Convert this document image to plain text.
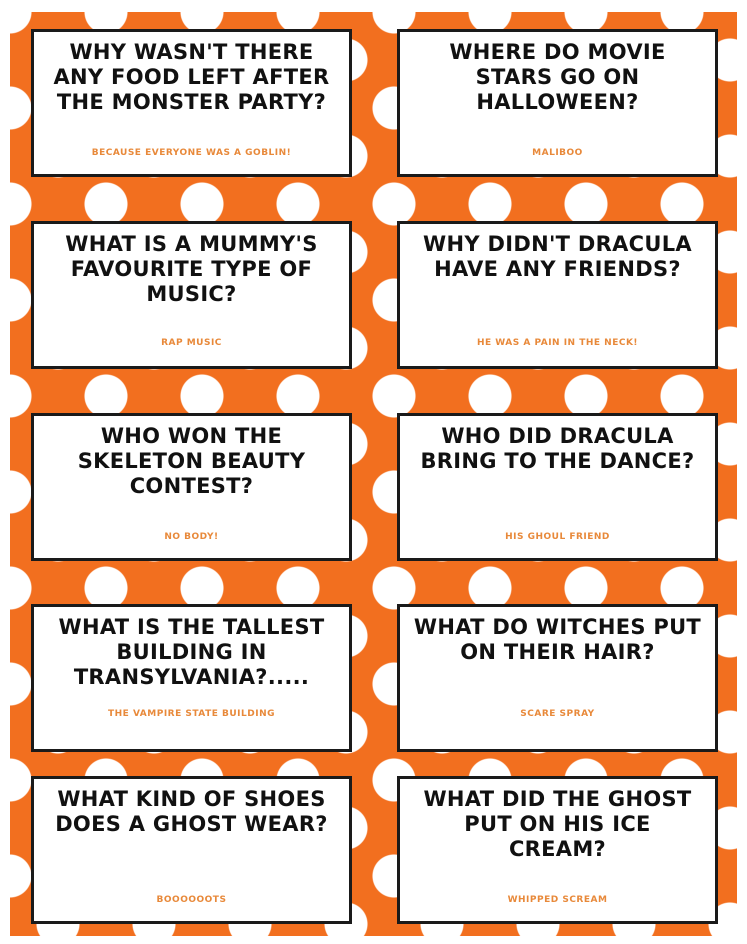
WHY WASN'T THERE
ANY FOOD LEFT AFTER
THE MONSTER PARTY?
BECAUSE EVERYONE WAS A GOBLIN!
WHERE DO MOVIE
STARS GO ON
HALLOWEEN?
MALIBOO
WHAT IS A MUMMY'S
FAVOURITE TYPE OF
MUSIC?
RAP MUSIC
WHY DIDN'T DRACULA
HAVE ANY FRIENDS?
HE WAS A PAIN IN THE NECK!
WHO WON THE
SKELETON BEAUTY
CONTEST?
NO BODY!
WHO DID DRACULA
BRING TO THE DANCE?
HIS GHOUL FRIEND
WHAT IS THE TALLEST
BUILDING IN
TRANSYLVANIA?.....
THE VAMPIRE STATE BUILDING
WHAT DO WITCHES PUT
ON THEIR HAIR?
SCARE SPRAY
WHAT KIND OF SHOES
DOES A GHOST WEAR?
BOOOOOOTS
WHAT DID THE GHOST
PUT ON HIS ICE
CREAM?
WHIPPED SCREAM
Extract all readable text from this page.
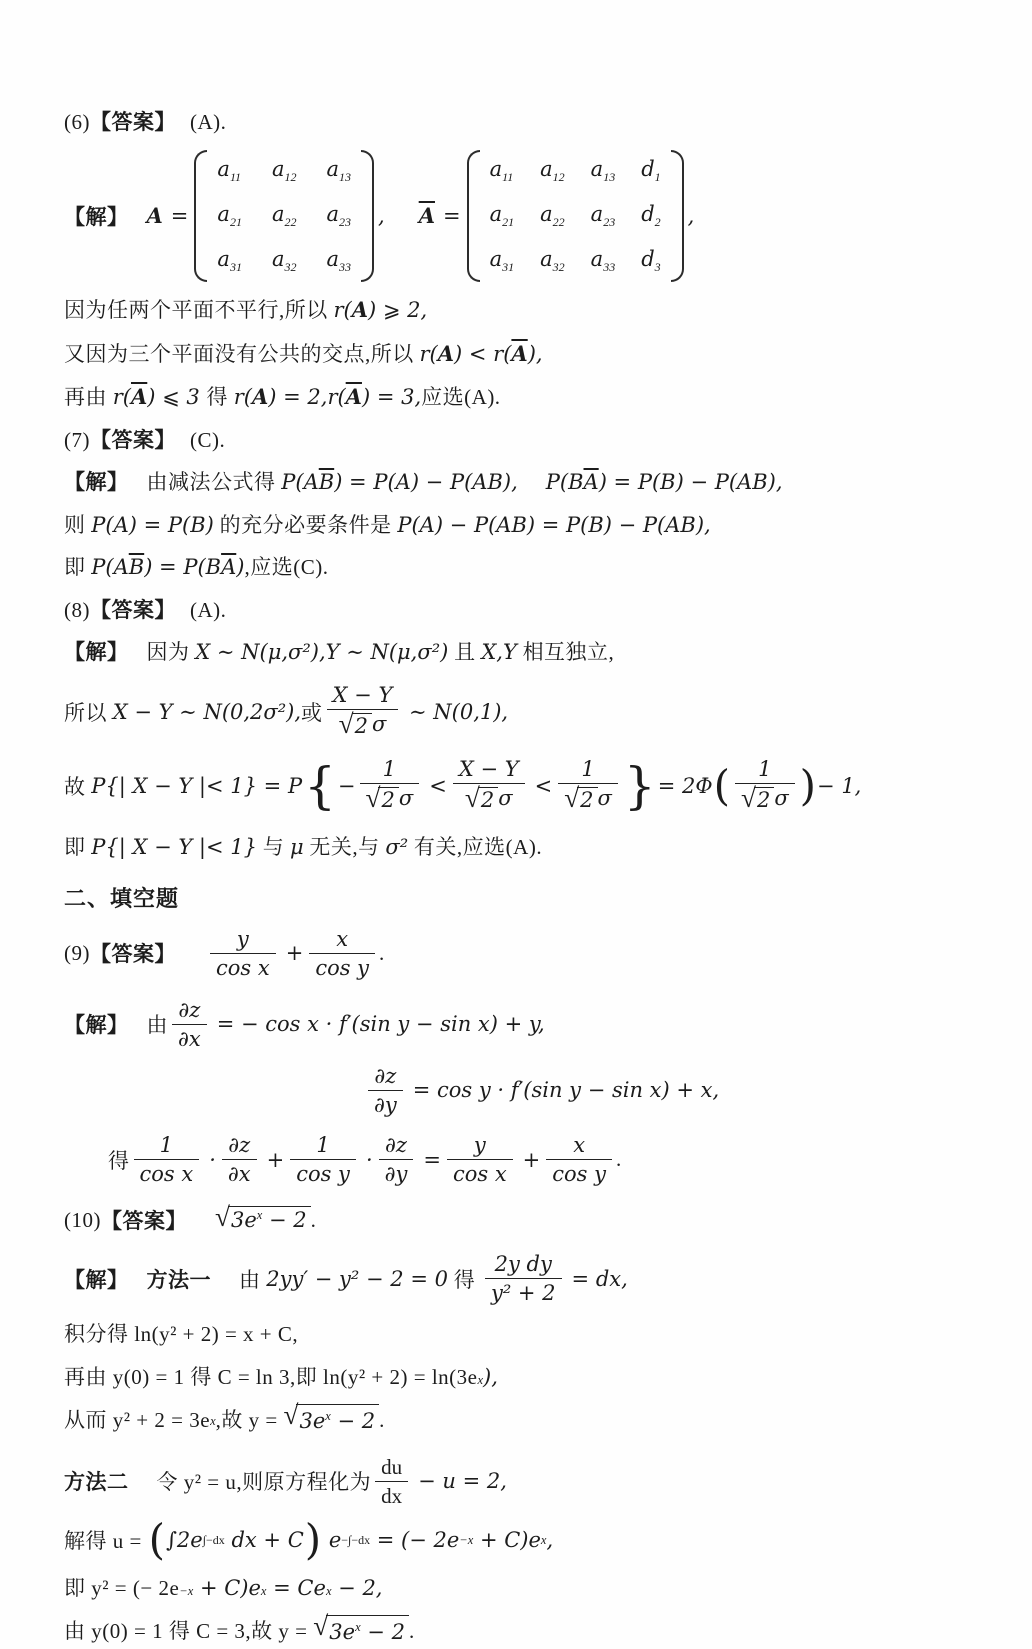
(6) 【答案】 (A).
【解】 A =
$a_{11}$ $a_{12}$ $a_{13}$
$a_{21}$ $a_{22}$ $a_{23}$
$a_{31}$ $a_{32}$ $a_{33}$
, $\overline{A}$ =
$a_{11}$ $a_{12}$ $a_{13}$ $d_1$
$a_{21}$ $a_{22}$ $a_{23}$ $d_2$
$a_{31}$ $a_{32}$ $a_{33}$ $d_3$
,
因为任两个平面不平行,所以 r( A ) ⩾ 2,
又因为三个平面没有公共的交点,所以 r( A ) < r( $\overline{A}$ ),
再由 r( $\overline{A}$ ) ⩽ 3 得 r( A ) = 2, r( $\overline{A}$ ) = 3, 应选(A).
(7) 【答案】 (C).
【解】 由减法公式得 P(A $\overline{B}$ ) = P(A) − P(AB), P(B $\overline{A}$ ) = P(B) − P(AB),
则 P(A) = P(B) 的充分必要条件是 P(A) − P(AB) = P(B) − P(AB),
即 P(A $\overline{B}$ ) = P(B $\overline{A}$ ) ,应选(C).
(8) 【答案】 (A).
【解】 因为 X ∼ N(μ,σ²),Y ∼ N(μ,σ²) 且 X,Y 相互独立,
所以 X − Y ∼ N(0,2σ²), 或 $\frac{X - Y}{√ 2 \sigma}$ ∼ N(0,1),
故 P{| X − Y |< 1} = P { − $\frac{1}{√ 2 \sigma} < \frac{X - Y}{√ 2 \sigma} < \frac{1}{√ 2 \sigma}$ } = 2Φ ( $\frac{1}{√ 2 \sigma}$ ) − 1,
即 P{| X − Y |< 1} 与 μ 无关,与 σ² 有关,应选(A).
二、填空题
(9) 【答案】 $\frac{y}{\text{cos x}} + \frac{x}{\text{cos y}}$ .
【解】 由 $\frac{\partial z}{\partial x}$ = − cos x · f′(sin y − sin x) + y,
$\frac{\partial z}{\partial y} = \cos y \cdot f'(\sin$ y − sin x) + x,
得 $\frac{1}{\text{cos x}} \cdot \frac{\partial z}{\partial x} + \frac{1}{\text{cos y}} \cdot \frac{\partial z}{\partial y} = \frac{y}{\text{cos x}} + \frac{x}{\text{cos y}}$ .
(10) 【答案】 √ $3e^x - 2$ .
【解】 方法一 由 2yy′ − y² − 2 = 0 得 $\frac{\text{2y dy}}{\text{y² + 2}}$ = dx,
积分得 ln(y² + 2) = x + C,
再由 y(0) = 1 得 C = ln 3,即 ln(y² + 2) = ln(3e x ),
从而 y² + 2 = 3e x ,故 y = √ $3e^x - 2$ .
方法二 令 y² = u,则原方程化为 $\frac{du}{dx} - u = 2$,
解得 u = ( ∫2e ∫−dx dx + C ) e −∫−dx = (− 2e −x + C)e x ,
即 y² = (− 2e −x + C)e x = Ce x − 2,
由 y(0) = 1 得 C = 3,故 y = √ $3e^x - 2$ .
··········
■ Aim
All the material shown above is to be copied exactly, with no pictures carried over.

■ Exercise solution
Convert this document image to plain text.
WHY WASN'T THERE
ANY FOOD LEFT AFTER
THE MONSTER PARTY?
BECAUSE EVERYONE WAS A GOBLIN!
WHERE DO MOVIE
STARS GO ON
HALLOWEEN?
MALIBOO
WHAT IS A MUMMY'S
FAVOURITE TYPE OF
MUSIC?
RAP MUSIC
WHY DIDN'T DRACULA
HAVE ANY FRIENDS?
HE WAS A PAIN IN THE NECK!
WHO WON THE
SKELETON BEAUTY
CONTEST?
NO BODY!
WHO DID DRACULA
BRING TO THE DANCE?
HIS GHOUL FRIEND
WHAT IS THE TALLEST
BUILDING IN
TRANSYLVANIA?.....
THE VAMPIRE STATE BUILDING
WHAT DO WITCHES PUT
ON THEIR HAIR?
SCARE SPRAY
WHAT KIND OF SHOES
DOES A GHOST WEAR?
BOOOOOOTS
WHAT DID THE GHOST
PUT ON HIS ICE
CREAM?
WHIPPED SCREAM
Extract all readable text from this page.
(6) 【答案】 (A).
【解】 A =
$a_{11}$ $a_{12}$ $a_{13}$
$a_{21}$ $a_{22}$ $a_{23}$
$a_{31}$ $a_{32}$ $a_{33}$
, $\overline{A}$ =
$a_{11}$ $a_{12}$ $a_{13}$ $d_1$
$a_{21}$ $a_{22}$ $a_{23}$ $d_2$
$a_{31}$ $a_{32}$ $a_{33}$ $d_3$
,
因为任两个平面不平行,所以 r( A ) ⩾ 2,
又因为三个平面没有公共的交点,所以 r( A ) < r( $\overline{A}$ ),
再由 r( $\overline{A}$ ) ⩽ 3 得 r( A ) = 2, r( $\overline{A}$ ) = 3, 应选(A).
(7) 【答案】 (C).
【解】 由减法公式得 P(A $\overline{B}$ ) = P(A) − P(AB), P(B $\overline{A}$ ) = P(B) − P(AB),
则 P(A) = P(B) 的充分必要条件是 P(A) − P(AB) = P(B) − P(AB),
即 P(A $\overline{B}$ ) = P(B $\overline{A}$ ) ,应选(C).
(8) 【答案】 (A).
【解】 因为 X ∼ N(μ,σ²),Y ∼ N(μ,σ²) 且 X,Y 相互独立,
所以 X − Y ∼ N(0,2σ²), 或 $\frac{X - Y}{√ 2 \sigma}$ ∼ N(0,1),
故 P{| X − Y |< 1} = P { − $\frac{1}{√ 2 \sigma} < \frac{X - Y}{√ 2 \sigma} < \frac{1}{√ 2 \sigma}$ } = 2Φ ( $\frac{1}{√ 2 \sigma}$ ) − 1,
即 P{| X − Y |< 1} 与 μ 无关,与 σ² 有关,应选(A).
二、填空题
(9) 【答案】 $\frac{y}{\text{cos x}} + \frac{x}{\text{cos y}}$ .
【解】 由 $\frac{\partial z}{\partial x}$ = − cos x · f′(sin y − sin x) + y,
$\frac{\partial z}{\partial y} = \cos y \cdot f'(\sin$ y − sin x) + x,
得 $\frac{1}{\text{cos x}} \cdot \frac{\partial z}{\partial x} + \frac{1}{\text{cos y}} \cdot \frac{\partial z}{\partial y} = \frac{y}{\text{cos x}} + \frac{x}{\text{cos y}}$ .
(10) 【答案】 √ $3e^x - 2$ .
【解】 方法一 由 2yy′ − y² − 2 = 0 得 $\frac{\text{2y dy}}{\text{y² + 2}}$ = dx,
积分得 ln(y² + 2) = x + C,
再由 y(0) = 1 得 C = ln 3,即 ln(y² + 2) = ln(3e x ),
从而 y² + 2 = 3e x ,故 y = √ $3e^x - 2$ .
方法二 令 y² = u,则原方程化为 $\frac{du}{dx} - u = 2$,
解得 u = ( ∫2e ∫−dx dx + C ) e −∫−dx = (− 2e −x + C)e x ,
即 y² = (− 2e −x + C)e x = Ce x − 2,
由 y(0) = 1 得 C = 3,故 y = √ $3e^x - 2$ .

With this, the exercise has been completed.